> _Given exercise_
Omit the pictures, then reproduce every remaining record exactly.

Figure data in JSON:
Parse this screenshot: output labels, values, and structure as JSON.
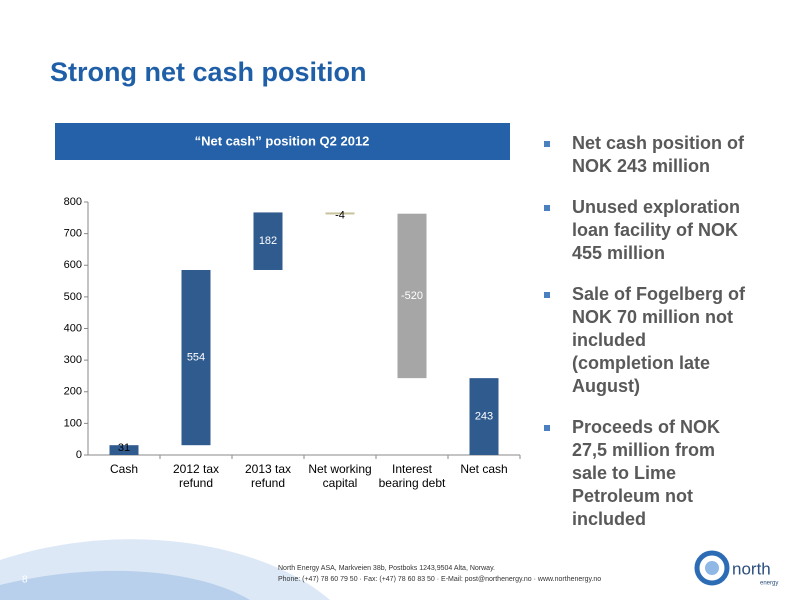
{
  "title": "Strong net cash position",
  "page_number": "8",
  "footer": [
    "North Energy ASA, Markveien 38b, Postboks 1243,9504 Alta, Norway.",
    "Phone: (+47) 78 60 79 50 · Fax: (+47) 78 60 83 50 · E-Mail: post@northenergy.no · www.northenergy.no"
  ],
  "logo": {
    "name": "north",
    "sub": "energy"
  },
  "bullets": [
    [
      "Net cash position of",
      "NOK 243 million"
    ],
    [
      "Unused exploration",
      "loan facility of  NOK",
      "455 million"
    ],
    [
      "Sale of Fogelberg of",
      "NOK 70 million not",
      "included",
      "(completion late",
      "August)"
    ],
    [
      "Proceeds of NOK",
      "27,5 million from",
      "sale to Lime",
      "Petroleum not",
      "included"
    ]
  ],
  "chart_data": {
    "type": "waterfall",
    "title": "“Net cash” position Q2 2012",
    "categories": [
      "Cash",
      "2012 tax refund",
      "2013 tax refund",
      "Net working capital",
      "Interest bearing debt",
      "Net cash"
    ],
    "values": [
      31,
      554,
      182,
      -4,
      -520,
      243
    ],
    "measure": [
      "relative",
      "relative",
      "relative",
      "relative",
      "relative",
      "total"
    ],
    "colors": [
      "#2f5b8f",
      "#2f5b8f",
      "#2f5b8f",
      "#c8c39b",
      "#a6a6a6",
      "#2f5b8f"
    ],
    "ylim": [
      0,
      800
    ],
    "yticks": [
      0,
      100,
      200,
      300,
      400,
      500,
      600,
      700,
      800
    ]
  }
}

> _Written response_
Parse this screenshot: output labels, values, and structure as JSON.
{
  "title": "Strong net cash position",
  "page_number": "8",
  "footer": [
    "North Energy ASA, Markveien 38b, Postboks 1243,9504 Alta, Norway.",
    "Phone: (+47) 78 60 79 50 · Fax: (+47) 78 60 83 50 · E-Mail: post@northenergy.no · www.northenergy.no"
  ],
  "logo": {
    "name": "north",
    "sub": "energy"
  },
  "bullets": [
    [
      "Net cash position of",
      "NOK 243 million"
    ],
    [
      "Unused exploration",
      "loan facility of  NOK",
      "455 million"
    ],
    [
      "Sale of Fogelberg of",
      "NOK 70 million not",
      "included",
      "(completion late",
      "August)"
    ],
    [
      "Proceeds of NOK",
      "27,5 million from",
      "sale to Lime",
      "Petroleum not",
      "included"
    ]
  ],
  "chart_data": {
    "type": "waterfall",
    "title": "“Net cash” position Q2 2012",
    "categories": [
      "Cash",
      "2012 tax refund",
      "2013 tax refund",
      "Net working capital",
      "Interest bearing debt",
      "Net cash"
    ],
    "values": [
      31,
      554,
      182,
      -4,
      -520,
      243
    ],
    "measure": [
      "relative",
      "relative",
      "relative",
      "relative",
      "relative",
      "total"
    ],
    "colors": [
      "#2f5b8f",
      "#2f5b8f",
      "#2f5b8f",
      "#c8c39b",
      "#a6a6a6",
      "#2f5b8f"
    ],
    "ylim": [
      0,
      800
    ],
    "yticks": [
      0,
      100,
      200,
      300,
      400,
      500,
      600,
      700,
      800
    ]
  }
}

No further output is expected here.